Aim ->
Omit any picture, and return the remaining data exactly as written.
#####
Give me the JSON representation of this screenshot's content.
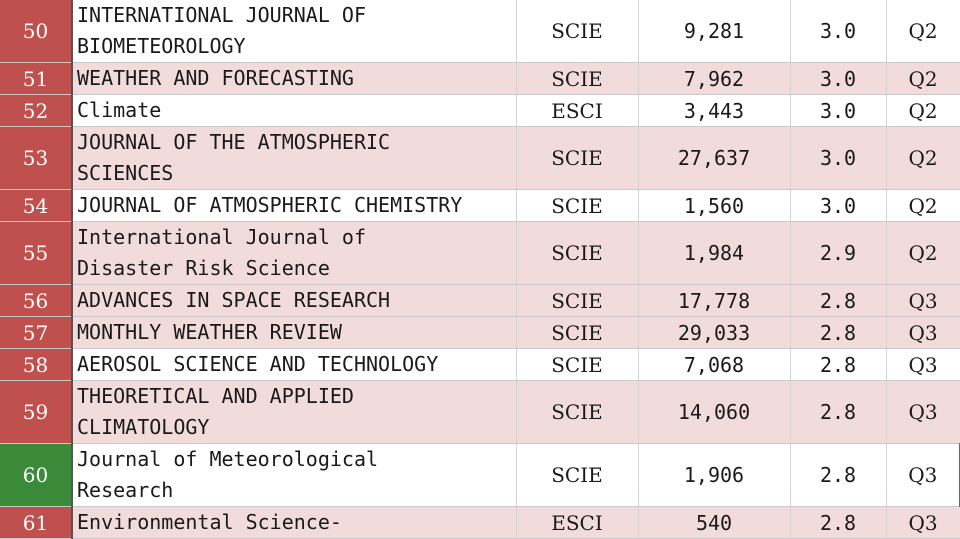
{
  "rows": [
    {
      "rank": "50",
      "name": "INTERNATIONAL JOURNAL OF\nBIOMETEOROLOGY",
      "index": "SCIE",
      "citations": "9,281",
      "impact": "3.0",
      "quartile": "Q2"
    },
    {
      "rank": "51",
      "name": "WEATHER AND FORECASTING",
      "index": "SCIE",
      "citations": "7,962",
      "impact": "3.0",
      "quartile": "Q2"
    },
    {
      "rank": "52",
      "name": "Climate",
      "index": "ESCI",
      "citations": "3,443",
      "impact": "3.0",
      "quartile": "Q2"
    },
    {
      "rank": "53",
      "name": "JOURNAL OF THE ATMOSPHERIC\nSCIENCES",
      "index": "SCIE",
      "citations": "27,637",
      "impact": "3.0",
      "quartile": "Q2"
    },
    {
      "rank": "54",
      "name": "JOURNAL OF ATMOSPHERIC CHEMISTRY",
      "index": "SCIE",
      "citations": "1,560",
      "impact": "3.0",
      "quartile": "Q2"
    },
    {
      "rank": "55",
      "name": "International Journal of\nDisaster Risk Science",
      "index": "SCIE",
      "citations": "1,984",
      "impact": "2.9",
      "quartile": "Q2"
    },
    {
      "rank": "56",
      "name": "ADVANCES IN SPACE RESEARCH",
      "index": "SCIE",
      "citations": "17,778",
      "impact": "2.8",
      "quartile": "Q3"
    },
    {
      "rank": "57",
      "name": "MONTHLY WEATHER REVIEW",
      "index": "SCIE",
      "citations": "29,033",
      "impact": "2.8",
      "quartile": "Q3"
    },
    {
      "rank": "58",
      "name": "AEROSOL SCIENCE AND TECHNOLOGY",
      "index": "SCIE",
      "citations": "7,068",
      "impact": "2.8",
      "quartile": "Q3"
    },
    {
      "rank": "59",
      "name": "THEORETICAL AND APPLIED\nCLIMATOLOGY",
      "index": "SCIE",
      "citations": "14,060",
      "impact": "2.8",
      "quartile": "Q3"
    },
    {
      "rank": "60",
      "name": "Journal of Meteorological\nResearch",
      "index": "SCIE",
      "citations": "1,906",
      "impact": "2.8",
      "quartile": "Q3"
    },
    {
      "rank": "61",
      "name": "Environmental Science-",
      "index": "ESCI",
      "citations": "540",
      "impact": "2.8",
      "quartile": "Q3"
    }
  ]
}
#####
Finished task ->
Give me the JSON representation of this screenshot's content.
{
  "rows": [
    {
      "rank": "50",
      "name": "INTERNATIONAL JOURNAL OF\nBIOMETEOROLOGY",
      "index": "SCIE",
      "citations": "9,281",
      "impact": "3.0",
      "quartile": "Q2"
    },
    {
      "rank": "51",
      "name": "WEATHER AND FORECASTING",
      "index": "SCIE",
      "citations": "7,962",
      "impact": "3.0",
      "quartile": "Q2"
    },
    {
      "rank": "52",
      "name": "Climate",
      "index": "ESCI",
      "citations": "3,443",
      "impact": "3.0",
      "quartile": "Q2"
    },
    {
      "rank": "53",
      "name": "JOURNAL OF THE ATMOSPHERIC\nSCIENCES",
      "index": "SCIE",
      "citations": "27,637",
      "impact": "3.0",
      "quartile": "Q2"
    },
    {
      "rank": "54",
      "name": "JOURNAL OF ATMOSPHERIC CHEMISTRY",
      "index": "SCIE",
      "citations": "1,560",
      "impact": "3.0",
      "quartile": "Q2"
    },
    {
      "rank": "55",
      "name": "International Journal of\nDisaster Risk Science",
      "index": "SCIE",
      "citations": "1,984",
      "impact": "2.9",
      "quartile": "Q2"
    },
    {
      "rank": "56",
      "name": "ADVANCES IN SPACE RESEARCH",
      "index": "SCIE",
      "citations": "17,778",
      "impact": "2.8",
      "quartile": "Q3"
    },
    {
      "rank": "57",
      "name": "MONTHLY WEATHER REVIEW",
      "index": "SCIE",
      "citations": "29,033",
      "impact": "2.8",
      "quartile": "Q3"
    },
    {
      "rank": "58",
      "name": "AEROSOL SCIENCE AND TECHNOLOGY",
      "index": "SCIE",
      "citations": "7,068",
      "impact": "2.8",
      "quartile": "Q3"
    },
    {
      "rank": "59",
      "name": "THEORETICAL AND APPLIED\nCLIMATOLOGY",
      "index": "SCIE",
      "citations": "14,060",
      "impact": "2.8",
      "quartile": "Q3"
    },
    {
      "rank": "60",
      "name": "Journal of Meteorological\nResearch",
      "index": "SCIE",
      "citations": "1,906",
      "impact": "2.8",
      "quartile": "Q3"
    },
    {
      "rank": "61",
      "name": "Environmental Science-",
      "index": "ESCI",
      "citations": "540",
      "impact": "2.8",
      "quartile": "Q3"
    }
  ]
}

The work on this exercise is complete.